** START **

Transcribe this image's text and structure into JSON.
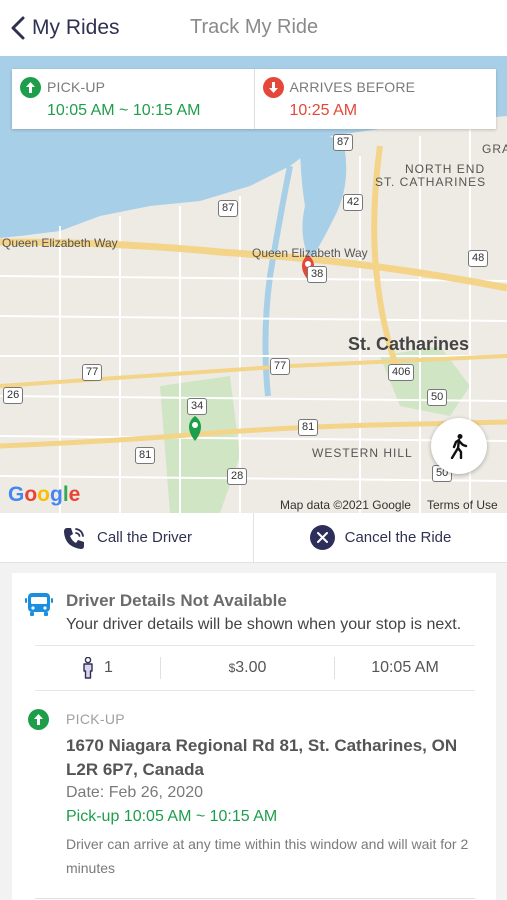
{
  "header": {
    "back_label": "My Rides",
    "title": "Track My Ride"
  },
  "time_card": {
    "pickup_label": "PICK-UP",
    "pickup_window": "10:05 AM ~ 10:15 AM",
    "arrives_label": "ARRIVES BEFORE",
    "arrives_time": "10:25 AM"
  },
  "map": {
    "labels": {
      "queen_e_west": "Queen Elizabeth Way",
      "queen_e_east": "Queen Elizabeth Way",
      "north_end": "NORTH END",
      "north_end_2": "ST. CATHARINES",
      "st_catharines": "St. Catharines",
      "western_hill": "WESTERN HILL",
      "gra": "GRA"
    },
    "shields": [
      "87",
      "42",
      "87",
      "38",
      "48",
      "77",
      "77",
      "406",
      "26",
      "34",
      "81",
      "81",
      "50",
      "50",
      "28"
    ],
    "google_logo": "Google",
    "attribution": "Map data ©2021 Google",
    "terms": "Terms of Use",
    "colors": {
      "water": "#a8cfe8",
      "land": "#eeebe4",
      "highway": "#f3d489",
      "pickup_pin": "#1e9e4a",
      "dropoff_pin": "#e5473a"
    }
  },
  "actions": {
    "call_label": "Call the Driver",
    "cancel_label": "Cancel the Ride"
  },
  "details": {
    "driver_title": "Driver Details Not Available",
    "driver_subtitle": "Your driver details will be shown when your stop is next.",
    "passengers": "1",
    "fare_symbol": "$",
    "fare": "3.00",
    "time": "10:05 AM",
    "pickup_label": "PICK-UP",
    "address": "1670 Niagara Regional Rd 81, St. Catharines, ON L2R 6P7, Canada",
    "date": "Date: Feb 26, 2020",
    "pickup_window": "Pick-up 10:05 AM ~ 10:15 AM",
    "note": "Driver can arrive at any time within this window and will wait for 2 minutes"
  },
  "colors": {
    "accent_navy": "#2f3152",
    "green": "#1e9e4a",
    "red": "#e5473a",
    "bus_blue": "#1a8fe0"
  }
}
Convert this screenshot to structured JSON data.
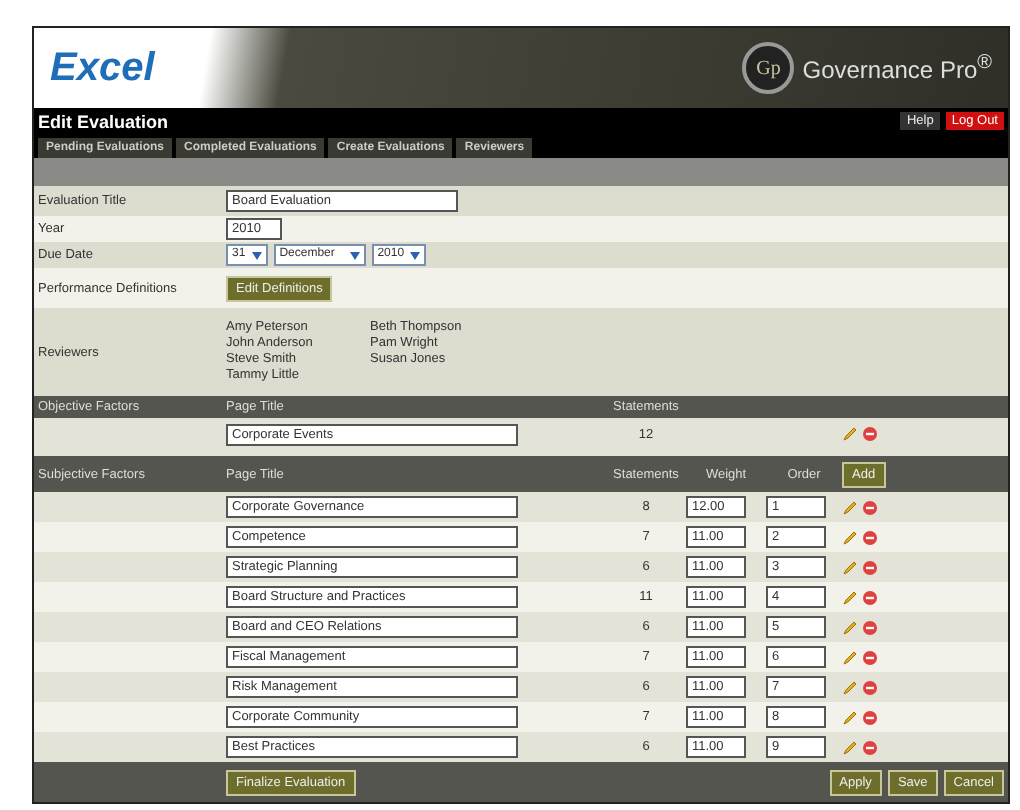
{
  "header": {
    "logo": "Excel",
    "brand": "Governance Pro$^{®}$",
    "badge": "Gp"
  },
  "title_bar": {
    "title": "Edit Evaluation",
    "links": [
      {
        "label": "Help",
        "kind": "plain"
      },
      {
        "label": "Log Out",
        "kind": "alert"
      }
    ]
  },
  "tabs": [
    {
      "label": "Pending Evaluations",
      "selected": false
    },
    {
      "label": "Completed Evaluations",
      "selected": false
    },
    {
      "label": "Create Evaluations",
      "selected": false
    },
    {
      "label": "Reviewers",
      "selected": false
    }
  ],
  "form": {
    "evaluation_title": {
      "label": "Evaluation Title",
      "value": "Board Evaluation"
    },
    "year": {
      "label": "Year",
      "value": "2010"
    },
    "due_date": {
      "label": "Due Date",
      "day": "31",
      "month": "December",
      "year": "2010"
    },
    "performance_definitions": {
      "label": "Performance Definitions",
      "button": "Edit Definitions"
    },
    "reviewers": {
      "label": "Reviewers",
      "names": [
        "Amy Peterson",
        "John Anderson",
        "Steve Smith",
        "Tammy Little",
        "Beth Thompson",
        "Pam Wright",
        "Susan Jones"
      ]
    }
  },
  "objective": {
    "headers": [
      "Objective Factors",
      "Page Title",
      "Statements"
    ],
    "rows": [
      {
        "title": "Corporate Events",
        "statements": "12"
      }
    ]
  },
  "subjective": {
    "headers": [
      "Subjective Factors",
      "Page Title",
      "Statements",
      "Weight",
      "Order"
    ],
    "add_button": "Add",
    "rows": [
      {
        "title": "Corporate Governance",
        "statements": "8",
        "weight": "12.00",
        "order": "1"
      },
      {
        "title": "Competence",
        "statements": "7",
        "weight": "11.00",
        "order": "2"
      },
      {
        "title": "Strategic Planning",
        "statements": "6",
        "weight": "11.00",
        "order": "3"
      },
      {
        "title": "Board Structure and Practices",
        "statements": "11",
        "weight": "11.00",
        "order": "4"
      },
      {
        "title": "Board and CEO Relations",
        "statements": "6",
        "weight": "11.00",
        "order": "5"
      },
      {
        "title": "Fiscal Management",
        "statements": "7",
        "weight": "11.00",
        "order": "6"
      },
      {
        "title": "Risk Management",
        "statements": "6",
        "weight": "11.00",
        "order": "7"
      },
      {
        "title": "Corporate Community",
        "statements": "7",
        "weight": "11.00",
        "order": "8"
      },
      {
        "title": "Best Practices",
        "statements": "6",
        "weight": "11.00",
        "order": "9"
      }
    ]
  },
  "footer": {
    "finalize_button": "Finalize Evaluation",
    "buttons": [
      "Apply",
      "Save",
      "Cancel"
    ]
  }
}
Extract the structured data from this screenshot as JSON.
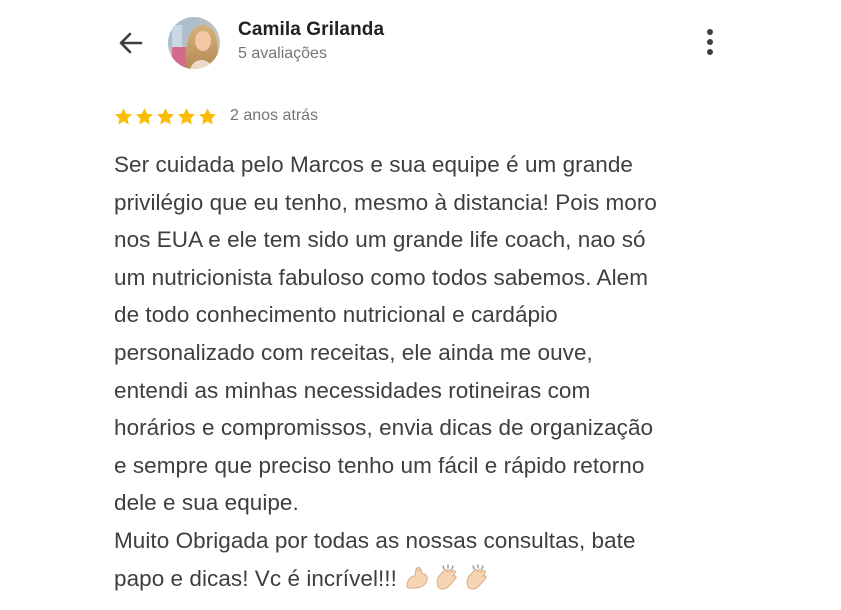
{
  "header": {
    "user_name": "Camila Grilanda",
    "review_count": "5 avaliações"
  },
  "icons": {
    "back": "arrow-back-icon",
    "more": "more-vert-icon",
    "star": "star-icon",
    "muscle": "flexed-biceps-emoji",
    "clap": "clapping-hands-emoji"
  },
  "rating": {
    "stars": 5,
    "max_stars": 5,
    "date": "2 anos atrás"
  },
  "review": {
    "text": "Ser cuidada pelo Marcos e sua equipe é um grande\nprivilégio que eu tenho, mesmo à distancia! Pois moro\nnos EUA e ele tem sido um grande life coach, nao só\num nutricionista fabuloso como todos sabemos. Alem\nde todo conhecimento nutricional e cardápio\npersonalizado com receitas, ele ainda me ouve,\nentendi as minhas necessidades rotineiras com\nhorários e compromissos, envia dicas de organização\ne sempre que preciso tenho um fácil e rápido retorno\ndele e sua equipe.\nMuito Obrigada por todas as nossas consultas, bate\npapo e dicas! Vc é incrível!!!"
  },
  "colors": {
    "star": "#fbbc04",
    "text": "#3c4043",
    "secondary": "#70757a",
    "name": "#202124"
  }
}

** END **

* What you need to do
Quote every entry exactly, with the pictures omitted.

* Correct result
Transcribe this image's text and structure into JSON.
{
  "header": {
    "back_label": "My Rides",
    "title": "Track My Ride"
  },
  "time_card": {
    "pickup_label": "PICK-UP",
    "pickup_window": "10:05 AM ~ 10:15 AM",
    "arrives_label": "ARRIVES BEFORE",
    "arrives_time": "10:25 AM"
  },
  "map": {
    "labels": {
      "queen_e_west": "Queen Elizabeth Way",
      "queen_e_east": "Queen Elizabeth Way",
      "north_end": "NORTH END",
      "north_end_2": "ST. CATHARINES",
      "st_catharines": "St. Catharines",
      "western_hill": "WESTERN HILL",
      "gra": "GRA"
    },
    "shields": [
      "87",
      "42",
      "87",
      "38",
      "48",
      "77",
      "77",
      "406",
      "26",
      "34",
      "81",
      "81",
      "50",
      "50",
      "28"
    ],
    "google_logo": "Google",
    "attribution": "Map data ©2021 Google",
    "terms": "Terms of Use",
    "colors": {
      "water": "#a8cfe8",
      "land": "#eeebe4",
      "highway": "#f3d489",
      "pickup_pin": "#1e9e4a",
      "dropoff_pin": "#e5473a"
    }
  },
  "actions": {
    "call_label": "Call the Driver",
    "cancel_label": "Cancel the Ride"
  },
  "details": {
    "driver_title": "Driver Details Not Available",
    "driver_subtitle": "Your driver details will be shown when your stop is next.",
    "passengers": "1",
    "fare_symbol": "$",
    "fare": "3.00",
    "time": "10:05 AM",
    "pickup_label": "PICK-UP",
    "address": "1670 Niagara Regional Rd 81, St. Catharines, ON L2R 6P7, Canada",
    "date": "Date: Feb 26, 2020",
    "pickup_window": "Pick-up 10:05 AM ~ 10:15 AM",
    "note": "Driver can arrive at any time within this window and will wait for 2 minutes"
  },
  "colors": {
    "accent_navy": "#2f3152",
    "green": "#1e9e4a",
    "red": "#e5473a",
    "bus_blue": "#1a8fe0"
  }
}
Convert this screenshot to structured JSON data.
{
  "header": {
    "logo": "Excel",
    "brand": "Governance Pro$^{®}$",
    "badge": "Gp"
  },
  "title_bar": {
    "title": "Edit Evaluation",
    "links": [
      {
        "label": "Help",
        "kind": "plain"
      },
      {
        "label": "Log Out",
        "kind": "alert"
      }
    ]
  },
  "tabs": [
    {
      "label": "Pending Evaluations",
      "selected": false
    },
    {
      "label": "Completed Evaluations",
      "selected": false
    },
    {
      "label": "Create Evaluations",
      "selected": false
    },
    {
      "label": "Reviewers",
      "selected": false
    }
  ],
  "form": {
    "evaluation_title": {
      "label": "Evaluation Title",
      "value": "Board Evaluation"
    },
    "year": {
      "label": "Year",
      "value": "2010"
    },
    "due_date": {
      "label": "Due Date",
      "day": "31",
      "month": "December",
      "year": "2010"
    },
    "performance_definitions": {
      "label": "Performance Definitions",
      "button": "Edit Definitions"
    },
    "reviewers": {
      "label": "Reviewers",
      "names": [
        "Amy Peterson",
        "John Anderson",
        "Steve Smith",
        "Tammy Little",
        "Beth Thompson",
        "Pam Wright",
        "Susan Jones"
      ]
    }
  },
  "objective": {
    "headers": [
      "Objective Factors",
      "Page Title",
      "Statements"
    ],
    "rows": [
      {
        "title": "Corporate Events",
        "statements": "12"
      }
    ]
  },
  "subjective": {
    "headers": [
      "Subjective Factors",
      "Page Title",
      "Statements",
      "Weight",
      "Order"
    ],
    "add_button": "Add",
    "rows": [
      {
        "title": "Corporate Governance",
        "statements": "8",
        "weight": "12.00",
        "order": "1"
      },
      {
        "title": "Competence",
        "statements": "7",
        "weight": "11.00",
        "order": "2"
      },
      {
        "title": "Strategic Planning",
        "statements": "6",
        "weight": "11.00",
        "order": "3"
      },
      {
        "title": "Board Structure and Practices",
        "statements": "11",
        "weight": "11.00",
        "order": "4"
      },
      {
        "title": "Board and CEO Relations",
        "statements": "6",
        "weight": "11.00",
        "order": "5"
      },
      {
        "title": "Fiscal Management",
        "statements": "7",
        "weight": "11.00",
        "order": "6"
      },
      {
        "title": "Risk Management",
        "statements": "6",
        "weight": "11.00",
        "order": "7"
      },
      {
        "title": "Corporate Community",
        "statements": "7",
        "weight": "11.00",
        "order": "8"
      },
      {
        "title": "Best Practices",
        "statements": "6",
        "weight": "11.00",
        "order": "9"
      }
    ]
  },
  "footer": {
    "finalize_button": "Finalize Evaluation",
    "buttons": [
      "Apply",
      "Save",
      "Cancel"
    ]
  }
}
Extract the structured data from this screenshot as JSON.
{
  "header": {
    "user_name": "Camila Grilanda",
    "review_count": "5 avaliações"
  },
  "icons": {
    "back": "arrow-back-icon",
    "more": "more-vert-icon",
    "star": "star-icon",
    "muscle": "flexed-biceps-emoji",
    "clap": "clapping-hands-emoji"
  },
  "rating": {
    "stars": 5,
    "max_stars": 5,
    "date": "2 anos atrás"
  },
  "review": {
    "text": "Ser cuidada pelo Marcos e sua equipe é um grande\nprivilégio que eu tenho, mesmo à distancia! Pois moro\nnos EUA e ele tem sido um grande life coach, nao só\num nutricionista fabuloso como todos sabemos. Alem\nde todo conhecimento nutricional e cardápio\npersonalizado com receitas, ele ainda me ouve,\nentendi as minhas necessidades rotineiras com\nhorários e compromissos, envia dicas de organização\ne sempre que preciso tenho um fácil e rápido retorno\ndele e sua equipe.\nMuito Obrigada por todas as nossas consultas, bate\npapo e dicas! Vc é incrível!!!"
  },
  "colors": {
    "star": "#fbbc04",
    "text": "#3c4043",
    "secondary": "#70757a",
    "name": "#202124"
  }
}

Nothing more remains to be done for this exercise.